Start of TEXT PROVIDED

Sir Murrough O'Brien, 10th Baron of Inchiquin, 5th Baron O'Brien of Burren, 1st Baron Thomond of Taplow, 5th Earl of Inchiquin, 1st Marquess of Thomond KP, PC (Ire) (1726 – 10 February 1808), known from 1777 to 1800 as the 5th Earl of Inchiquin, was an Irish peer, soldier and politician.

Life
Murrough O'Brien was born in 1726 to the Hon. James O' Brien and Mary Jephson in Drogheda. James' brother (and Murrough's uncle) was Henry O'Brien, 8th Earl of Thomond, whose heir was Percy Wyndham O'Brien, 1st Earl of Thomond (c. 1713 – 1774), brother of Charles Wyndham, 2nd Earl of Egremont (1710–1763) of Petworth House.

He joined the Grenadier Guards and was an officer in Germany, where he carried colours at the Battle of Lauffeld in 1747. He retired in 1756 and entered the Irish House of Commons for Clare in the following year. He represented the constituency until 1761 and sat then as Member of Parliament (MP) for Harristown until 1768.

End of TEXT PROVIDED
Start of SUPPLIED ENTRIES

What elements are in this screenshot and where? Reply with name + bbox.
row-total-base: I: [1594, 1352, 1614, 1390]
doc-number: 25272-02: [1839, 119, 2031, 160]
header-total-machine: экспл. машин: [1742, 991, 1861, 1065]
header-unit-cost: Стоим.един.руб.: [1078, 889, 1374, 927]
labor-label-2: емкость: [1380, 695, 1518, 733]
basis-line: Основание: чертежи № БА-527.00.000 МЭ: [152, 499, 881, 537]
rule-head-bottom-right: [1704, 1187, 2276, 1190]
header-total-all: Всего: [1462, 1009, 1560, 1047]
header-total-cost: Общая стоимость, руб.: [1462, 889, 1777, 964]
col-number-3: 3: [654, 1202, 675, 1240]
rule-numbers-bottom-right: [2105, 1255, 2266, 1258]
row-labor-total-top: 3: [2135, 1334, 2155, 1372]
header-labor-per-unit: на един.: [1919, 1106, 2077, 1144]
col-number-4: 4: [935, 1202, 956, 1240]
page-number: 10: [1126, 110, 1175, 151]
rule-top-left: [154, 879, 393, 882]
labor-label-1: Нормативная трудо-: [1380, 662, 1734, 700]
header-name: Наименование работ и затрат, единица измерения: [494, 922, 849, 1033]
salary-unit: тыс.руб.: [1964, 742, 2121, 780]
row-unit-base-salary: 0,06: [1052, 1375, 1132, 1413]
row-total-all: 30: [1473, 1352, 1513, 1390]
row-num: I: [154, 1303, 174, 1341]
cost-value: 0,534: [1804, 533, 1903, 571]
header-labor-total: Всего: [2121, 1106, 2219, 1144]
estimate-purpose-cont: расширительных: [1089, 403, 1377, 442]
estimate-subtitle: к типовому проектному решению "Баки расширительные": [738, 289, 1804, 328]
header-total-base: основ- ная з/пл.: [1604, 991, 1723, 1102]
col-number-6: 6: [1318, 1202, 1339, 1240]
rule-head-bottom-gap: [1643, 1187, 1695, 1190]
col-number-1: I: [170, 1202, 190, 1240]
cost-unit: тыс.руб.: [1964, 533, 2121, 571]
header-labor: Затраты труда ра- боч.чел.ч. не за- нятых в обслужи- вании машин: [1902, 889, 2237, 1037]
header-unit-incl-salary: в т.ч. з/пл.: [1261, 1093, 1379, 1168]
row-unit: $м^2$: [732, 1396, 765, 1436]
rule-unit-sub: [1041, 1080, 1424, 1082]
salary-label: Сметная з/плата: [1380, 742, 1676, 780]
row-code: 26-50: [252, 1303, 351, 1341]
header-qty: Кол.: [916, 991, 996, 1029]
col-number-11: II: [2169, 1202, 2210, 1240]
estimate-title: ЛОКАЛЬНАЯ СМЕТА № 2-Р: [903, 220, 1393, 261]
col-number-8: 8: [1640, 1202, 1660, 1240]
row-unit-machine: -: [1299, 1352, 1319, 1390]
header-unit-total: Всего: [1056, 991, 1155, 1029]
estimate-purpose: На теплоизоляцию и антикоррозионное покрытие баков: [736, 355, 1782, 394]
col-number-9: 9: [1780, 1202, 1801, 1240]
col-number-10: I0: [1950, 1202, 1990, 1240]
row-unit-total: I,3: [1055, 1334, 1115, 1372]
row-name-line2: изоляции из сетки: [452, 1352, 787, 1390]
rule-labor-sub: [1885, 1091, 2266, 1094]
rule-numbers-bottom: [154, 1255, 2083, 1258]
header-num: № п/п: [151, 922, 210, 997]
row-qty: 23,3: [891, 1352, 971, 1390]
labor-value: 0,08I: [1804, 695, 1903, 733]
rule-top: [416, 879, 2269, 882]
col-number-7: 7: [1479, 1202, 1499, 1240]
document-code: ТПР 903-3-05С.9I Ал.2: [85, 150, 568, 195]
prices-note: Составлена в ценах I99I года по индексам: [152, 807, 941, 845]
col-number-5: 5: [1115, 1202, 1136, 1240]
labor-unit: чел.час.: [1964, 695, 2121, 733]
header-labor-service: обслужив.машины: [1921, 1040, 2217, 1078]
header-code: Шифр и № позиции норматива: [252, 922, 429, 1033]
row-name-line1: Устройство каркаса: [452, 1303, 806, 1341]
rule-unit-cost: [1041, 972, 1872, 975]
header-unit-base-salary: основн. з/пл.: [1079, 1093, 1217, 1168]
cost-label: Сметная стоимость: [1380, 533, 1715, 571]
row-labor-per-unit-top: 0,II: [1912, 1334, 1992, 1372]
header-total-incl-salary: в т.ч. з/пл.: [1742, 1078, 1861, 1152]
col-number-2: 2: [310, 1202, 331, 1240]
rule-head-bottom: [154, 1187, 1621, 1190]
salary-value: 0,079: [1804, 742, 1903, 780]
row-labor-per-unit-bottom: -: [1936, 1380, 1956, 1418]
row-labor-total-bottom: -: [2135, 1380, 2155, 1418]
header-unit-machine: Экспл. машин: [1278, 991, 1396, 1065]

End of SUPPLIED ENTRIES
Start of SUPPLIED ENTRIES

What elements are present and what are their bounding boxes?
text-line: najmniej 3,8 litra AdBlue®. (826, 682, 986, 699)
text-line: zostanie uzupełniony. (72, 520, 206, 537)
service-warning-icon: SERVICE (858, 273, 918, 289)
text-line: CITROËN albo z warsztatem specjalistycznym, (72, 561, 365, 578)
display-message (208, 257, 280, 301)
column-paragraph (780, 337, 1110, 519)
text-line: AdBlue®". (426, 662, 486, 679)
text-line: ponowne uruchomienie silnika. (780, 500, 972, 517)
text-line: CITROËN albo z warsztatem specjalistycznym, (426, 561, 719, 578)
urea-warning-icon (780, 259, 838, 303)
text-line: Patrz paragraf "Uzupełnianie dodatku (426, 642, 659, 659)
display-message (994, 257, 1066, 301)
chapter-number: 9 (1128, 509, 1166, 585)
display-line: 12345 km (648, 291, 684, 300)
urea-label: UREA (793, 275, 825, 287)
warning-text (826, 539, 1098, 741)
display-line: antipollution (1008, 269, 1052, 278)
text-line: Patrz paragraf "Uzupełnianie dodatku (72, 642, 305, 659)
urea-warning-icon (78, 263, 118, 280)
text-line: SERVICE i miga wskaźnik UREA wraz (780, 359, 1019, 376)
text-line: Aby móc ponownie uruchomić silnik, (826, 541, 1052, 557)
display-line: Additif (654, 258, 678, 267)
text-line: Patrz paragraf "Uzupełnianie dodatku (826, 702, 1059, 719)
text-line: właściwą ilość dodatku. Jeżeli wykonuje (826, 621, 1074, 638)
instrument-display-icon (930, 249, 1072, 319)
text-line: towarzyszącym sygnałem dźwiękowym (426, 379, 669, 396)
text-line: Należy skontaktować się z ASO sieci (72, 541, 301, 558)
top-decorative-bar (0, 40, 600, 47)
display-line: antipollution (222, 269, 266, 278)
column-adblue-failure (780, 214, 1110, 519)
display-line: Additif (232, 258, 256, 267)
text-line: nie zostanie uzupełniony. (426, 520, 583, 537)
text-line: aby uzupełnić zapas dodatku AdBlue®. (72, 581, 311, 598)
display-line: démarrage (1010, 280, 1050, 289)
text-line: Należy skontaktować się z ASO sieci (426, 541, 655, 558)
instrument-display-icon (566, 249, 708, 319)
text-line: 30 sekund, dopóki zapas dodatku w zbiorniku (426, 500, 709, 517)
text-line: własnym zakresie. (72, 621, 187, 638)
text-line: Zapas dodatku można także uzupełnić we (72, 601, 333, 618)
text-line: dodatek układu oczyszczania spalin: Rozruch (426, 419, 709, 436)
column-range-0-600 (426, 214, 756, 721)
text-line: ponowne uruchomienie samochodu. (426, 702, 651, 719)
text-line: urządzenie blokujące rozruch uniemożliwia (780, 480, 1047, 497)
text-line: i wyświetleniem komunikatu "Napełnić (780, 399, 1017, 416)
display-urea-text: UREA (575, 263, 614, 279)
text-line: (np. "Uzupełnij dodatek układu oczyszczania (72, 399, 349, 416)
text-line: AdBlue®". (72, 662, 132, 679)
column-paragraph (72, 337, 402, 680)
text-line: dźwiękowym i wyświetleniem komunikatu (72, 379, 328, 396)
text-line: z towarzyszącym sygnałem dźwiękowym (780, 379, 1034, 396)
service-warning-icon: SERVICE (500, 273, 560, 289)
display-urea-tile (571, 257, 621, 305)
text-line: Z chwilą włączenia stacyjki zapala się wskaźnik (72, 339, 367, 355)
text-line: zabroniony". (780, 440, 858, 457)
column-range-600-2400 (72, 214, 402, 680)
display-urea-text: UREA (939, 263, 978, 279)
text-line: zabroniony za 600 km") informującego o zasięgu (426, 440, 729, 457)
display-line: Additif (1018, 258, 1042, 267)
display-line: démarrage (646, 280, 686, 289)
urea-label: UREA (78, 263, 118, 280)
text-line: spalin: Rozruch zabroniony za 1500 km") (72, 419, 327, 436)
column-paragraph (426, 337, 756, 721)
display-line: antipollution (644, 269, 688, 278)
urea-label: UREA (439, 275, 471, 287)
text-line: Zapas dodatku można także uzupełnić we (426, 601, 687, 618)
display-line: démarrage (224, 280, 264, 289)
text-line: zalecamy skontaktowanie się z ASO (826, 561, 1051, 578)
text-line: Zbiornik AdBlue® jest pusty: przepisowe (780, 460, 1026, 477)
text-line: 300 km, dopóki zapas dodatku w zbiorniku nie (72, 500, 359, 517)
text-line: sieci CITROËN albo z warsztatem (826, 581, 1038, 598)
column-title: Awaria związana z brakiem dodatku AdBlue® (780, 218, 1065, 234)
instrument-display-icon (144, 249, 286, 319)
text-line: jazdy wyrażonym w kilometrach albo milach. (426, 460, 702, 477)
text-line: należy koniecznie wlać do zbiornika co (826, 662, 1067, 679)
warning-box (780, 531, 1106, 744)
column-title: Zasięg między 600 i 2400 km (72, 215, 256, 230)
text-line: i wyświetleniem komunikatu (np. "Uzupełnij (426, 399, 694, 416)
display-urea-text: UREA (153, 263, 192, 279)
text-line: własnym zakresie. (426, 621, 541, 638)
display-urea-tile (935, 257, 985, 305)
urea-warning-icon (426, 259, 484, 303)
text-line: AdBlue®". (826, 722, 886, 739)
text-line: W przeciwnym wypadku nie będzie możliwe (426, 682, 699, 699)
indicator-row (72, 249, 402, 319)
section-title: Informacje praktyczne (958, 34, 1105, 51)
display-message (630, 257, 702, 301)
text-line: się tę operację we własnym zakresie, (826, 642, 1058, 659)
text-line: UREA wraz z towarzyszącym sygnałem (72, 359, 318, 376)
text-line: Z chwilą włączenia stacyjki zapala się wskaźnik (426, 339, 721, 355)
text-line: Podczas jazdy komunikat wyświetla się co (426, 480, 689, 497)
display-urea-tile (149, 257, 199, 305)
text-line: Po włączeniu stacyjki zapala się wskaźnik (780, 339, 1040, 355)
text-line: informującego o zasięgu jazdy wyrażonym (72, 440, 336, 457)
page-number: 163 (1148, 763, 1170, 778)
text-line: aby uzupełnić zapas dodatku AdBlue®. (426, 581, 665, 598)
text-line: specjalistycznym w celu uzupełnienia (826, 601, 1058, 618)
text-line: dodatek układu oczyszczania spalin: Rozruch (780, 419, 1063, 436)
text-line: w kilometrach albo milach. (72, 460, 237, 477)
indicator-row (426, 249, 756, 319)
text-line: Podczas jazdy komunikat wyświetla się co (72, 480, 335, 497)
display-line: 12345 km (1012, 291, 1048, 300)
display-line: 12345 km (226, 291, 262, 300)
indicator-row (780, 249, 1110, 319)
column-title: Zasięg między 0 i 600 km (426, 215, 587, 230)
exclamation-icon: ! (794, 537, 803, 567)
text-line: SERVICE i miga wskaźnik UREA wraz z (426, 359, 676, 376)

End of SUPPLIED ENTRIES

=== INSTRUCTIONS ===
**a)** Summarize the Murrough O'Brien text in two sentences.
**b)** Rewrite everything in the Murrough O'Brien text from "Sir Murrough O'Brien, 10th" down to "of Petworth House.", putting "Limerick" in place of "Drogheda".
**c)** Answer these from the Murrough O'Brien text:
(i) In which town was he born?
(ii) At which battle did he carry colours, and in what year?
(iii) Which constituency did he first represent in the Irish House of Commons?
The listing has nothing to do with the work here.

=== SOLUTIONS TO THE EXERCISE ===
**a)** Murrough O'Brien (1726 – 10 February 1808), known from 1777 to 1800 as the 5th Earl of Inchiquin, was an Irish peer, soldier and politician born in Drogheda to the Hon. James O'Brien and Mary Jephson. He served as a Grenadier Guards officer in Germany, carrying colours at the Battle of Lauffeld in 1747, then retired in 1756 and sat in the Irish House of Commons for Clare and later Harristown until 1768.

**b)**
Sir Murrough O'Brien, 10th Baron of Inchiquin, 5th Baron O'Brien of Burren, 1st Baron Thomond of Taplow, 5th Earl of Inchiquin, 1st Marquess of Thomond KP, PC (Ire) (1726 – 10 February 1808), known from 1777 to 1800 as the 5th Earl of Inchiquin, was an Irish peer, soldier and politician.

Life
Murrough O'Brien was born in 1726 to the Hon. James O' Brien and Mary Jephson in Limerick. James' brother (and Murrough's uncle) was Henry O'Brien, 8th Earl of Thomond, whose heir was Percy Wyndham O'Brien, 1st Earl of Thomond (c. 1713 – 1774), brother of Charles Wyndham, 2nd Earl of Egremont (1710–1763) of Petworth House.

**c)**
(i) Drogheda
(ii) The Battle of Lauffeld, in 1747
(iii) Clare